> [Exercise objective]
Work out how many lines in the records include the word "marker", then answer with nothing but that number.

[Dataset listings of figures]
§ §
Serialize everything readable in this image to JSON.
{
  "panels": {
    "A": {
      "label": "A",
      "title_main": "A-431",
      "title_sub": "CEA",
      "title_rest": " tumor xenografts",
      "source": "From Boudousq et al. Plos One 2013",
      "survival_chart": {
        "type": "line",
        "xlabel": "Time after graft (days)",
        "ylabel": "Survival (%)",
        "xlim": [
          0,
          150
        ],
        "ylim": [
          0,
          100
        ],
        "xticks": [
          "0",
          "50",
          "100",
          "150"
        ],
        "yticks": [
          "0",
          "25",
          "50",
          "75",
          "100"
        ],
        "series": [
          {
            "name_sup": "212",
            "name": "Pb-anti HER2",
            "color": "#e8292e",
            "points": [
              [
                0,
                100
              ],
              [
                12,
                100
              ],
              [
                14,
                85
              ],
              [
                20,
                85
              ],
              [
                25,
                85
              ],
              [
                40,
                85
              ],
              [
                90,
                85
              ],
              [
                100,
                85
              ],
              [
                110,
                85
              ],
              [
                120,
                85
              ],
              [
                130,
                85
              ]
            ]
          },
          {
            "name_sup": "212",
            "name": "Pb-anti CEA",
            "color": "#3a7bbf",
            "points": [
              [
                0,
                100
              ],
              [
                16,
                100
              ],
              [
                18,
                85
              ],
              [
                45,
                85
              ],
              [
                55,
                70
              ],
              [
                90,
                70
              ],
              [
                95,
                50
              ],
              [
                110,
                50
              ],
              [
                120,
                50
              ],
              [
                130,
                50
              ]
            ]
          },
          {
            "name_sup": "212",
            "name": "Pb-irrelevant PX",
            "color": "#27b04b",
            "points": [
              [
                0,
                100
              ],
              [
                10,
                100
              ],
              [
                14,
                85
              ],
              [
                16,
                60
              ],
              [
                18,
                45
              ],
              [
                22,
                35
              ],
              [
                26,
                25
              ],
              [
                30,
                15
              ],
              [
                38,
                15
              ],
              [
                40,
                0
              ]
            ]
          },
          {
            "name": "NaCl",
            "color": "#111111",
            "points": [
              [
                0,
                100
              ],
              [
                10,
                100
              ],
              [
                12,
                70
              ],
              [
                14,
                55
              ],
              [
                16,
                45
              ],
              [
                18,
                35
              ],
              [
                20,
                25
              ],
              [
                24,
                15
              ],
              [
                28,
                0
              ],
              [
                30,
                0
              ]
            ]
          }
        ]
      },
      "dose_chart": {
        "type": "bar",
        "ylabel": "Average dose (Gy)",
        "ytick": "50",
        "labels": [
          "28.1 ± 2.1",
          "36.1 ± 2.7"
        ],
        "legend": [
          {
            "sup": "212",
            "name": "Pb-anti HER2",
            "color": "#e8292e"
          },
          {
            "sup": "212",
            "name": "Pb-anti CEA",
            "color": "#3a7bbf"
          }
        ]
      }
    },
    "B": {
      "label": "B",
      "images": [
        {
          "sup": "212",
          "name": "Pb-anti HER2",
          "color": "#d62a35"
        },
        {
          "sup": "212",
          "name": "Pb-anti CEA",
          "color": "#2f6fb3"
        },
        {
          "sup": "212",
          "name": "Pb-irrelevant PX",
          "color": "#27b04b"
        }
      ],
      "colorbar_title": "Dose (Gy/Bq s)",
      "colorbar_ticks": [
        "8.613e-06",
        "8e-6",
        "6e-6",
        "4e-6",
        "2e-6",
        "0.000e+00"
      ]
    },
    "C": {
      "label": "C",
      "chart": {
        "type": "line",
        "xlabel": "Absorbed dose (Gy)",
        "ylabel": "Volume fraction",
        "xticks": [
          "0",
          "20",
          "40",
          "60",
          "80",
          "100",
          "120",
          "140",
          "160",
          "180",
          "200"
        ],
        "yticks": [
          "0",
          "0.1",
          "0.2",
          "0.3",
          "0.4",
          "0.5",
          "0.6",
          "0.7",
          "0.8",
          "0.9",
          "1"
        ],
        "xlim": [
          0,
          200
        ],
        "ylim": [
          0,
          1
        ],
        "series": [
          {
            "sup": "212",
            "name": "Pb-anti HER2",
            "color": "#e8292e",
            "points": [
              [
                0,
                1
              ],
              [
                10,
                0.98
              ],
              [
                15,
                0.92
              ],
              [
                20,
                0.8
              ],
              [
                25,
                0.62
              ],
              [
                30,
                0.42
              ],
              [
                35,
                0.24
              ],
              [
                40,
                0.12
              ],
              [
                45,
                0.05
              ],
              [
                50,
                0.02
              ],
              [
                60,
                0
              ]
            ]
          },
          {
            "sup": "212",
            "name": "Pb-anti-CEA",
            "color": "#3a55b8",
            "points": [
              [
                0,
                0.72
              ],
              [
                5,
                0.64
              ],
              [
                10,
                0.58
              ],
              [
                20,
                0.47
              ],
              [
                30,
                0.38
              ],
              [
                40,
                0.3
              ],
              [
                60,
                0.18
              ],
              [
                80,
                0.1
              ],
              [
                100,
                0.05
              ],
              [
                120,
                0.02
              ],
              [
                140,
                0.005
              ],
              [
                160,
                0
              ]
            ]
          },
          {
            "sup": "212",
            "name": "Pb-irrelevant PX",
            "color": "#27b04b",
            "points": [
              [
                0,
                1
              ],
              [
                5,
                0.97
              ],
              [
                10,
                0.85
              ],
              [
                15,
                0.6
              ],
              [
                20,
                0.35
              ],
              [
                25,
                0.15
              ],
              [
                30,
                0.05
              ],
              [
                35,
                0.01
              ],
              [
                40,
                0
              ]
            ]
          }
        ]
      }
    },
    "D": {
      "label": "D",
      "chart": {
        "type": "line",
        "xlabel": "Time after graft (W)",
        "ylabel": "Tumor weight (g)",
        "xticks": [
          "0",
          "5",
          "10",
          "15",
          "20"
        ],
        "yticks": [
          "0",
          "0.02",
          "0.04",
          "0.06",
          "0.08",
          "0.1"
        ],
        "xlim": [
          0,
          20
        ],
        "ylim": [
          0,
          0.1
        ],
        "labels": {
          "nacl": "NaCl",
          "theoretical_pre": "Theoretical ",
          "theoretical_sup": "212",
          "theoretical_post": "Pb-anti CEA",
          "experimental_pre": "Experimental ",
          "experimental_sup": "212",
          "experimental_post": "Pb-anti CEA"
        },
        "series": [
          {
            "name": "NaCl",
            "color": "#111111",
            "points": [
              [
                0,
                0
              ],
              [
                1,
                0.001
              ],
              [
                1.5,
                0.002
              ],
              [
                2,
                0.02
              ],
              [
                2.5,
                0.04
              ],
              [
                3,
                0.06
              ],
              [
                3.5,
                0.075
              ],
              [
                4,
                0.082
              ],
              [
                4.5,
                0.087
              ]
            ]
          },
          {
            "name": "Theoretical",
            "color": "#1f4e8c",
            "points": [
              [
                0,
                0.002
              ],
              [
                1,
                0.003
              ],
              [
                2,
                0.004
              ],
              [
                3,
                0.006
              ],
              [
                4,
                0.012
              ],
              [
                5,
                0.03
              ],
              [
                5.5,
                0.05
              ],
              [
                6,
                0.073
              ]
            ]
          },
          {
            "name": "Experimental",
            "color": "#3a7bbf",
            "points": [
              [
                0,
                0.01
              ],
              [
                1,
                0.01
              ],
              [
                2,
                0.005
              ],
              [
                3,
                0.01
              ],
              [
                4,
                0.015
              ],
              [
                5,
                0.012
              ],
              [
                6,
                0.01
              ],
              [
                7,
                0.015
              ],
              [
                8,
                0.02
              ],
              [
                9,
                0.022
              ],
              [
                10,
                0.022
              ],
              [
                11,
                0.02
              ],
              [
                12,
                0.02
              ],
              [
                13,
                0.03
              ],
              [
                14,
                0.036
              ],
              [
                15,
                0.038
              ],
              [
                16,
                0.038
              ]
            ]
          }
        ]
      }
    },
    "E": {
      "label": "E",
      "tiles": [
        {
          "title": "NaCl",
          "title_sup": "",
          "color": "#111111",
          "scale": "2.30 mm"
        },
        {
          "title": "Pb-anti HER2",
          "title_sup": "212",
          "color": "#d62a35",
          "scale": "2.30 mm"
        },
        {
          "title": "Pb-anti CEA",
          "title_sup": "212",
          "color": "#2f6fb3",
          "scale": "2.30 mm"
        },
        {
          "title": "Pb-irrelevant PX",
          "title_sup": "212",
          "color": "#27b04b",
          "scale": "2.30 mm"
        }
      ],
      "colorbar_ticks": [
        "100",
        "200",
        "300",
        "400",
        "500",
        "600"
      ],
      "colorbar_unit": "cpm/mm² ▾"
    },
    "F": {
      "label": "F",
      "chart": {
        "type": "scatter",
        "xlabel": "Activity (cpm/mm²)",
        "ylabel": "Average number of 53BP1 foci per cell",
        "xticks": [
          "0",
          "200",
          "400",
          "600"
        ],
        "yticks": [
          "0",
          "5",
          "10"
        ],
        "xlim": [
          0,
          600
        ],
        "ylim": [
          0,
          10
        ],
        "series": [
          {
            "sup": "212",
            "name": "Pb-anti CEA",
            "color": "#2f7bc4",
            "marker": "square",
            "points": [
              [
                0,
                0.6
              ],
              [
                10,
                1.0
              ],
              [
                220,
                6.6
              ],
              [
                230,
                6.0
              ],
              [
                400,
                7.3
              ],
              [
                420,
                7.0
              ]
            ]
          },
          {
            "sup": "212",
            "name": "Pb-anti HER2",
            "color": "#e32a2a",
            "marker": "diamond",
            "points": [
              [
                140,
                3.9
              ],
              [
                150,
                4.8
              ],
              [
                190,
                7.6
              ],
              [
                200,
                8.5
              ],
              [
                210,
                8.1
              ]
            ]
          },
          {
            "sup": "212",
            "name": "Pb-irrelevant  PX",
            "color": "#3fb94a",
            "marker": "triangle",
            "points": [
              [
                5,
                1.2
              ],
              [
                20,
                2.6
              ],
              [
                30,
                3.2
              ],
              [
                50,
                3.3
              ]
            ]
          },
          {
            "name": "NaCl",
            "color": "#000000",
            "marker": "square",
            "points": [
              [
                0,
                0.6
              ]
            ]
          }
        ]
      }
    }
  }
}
§ §
> [Output]
4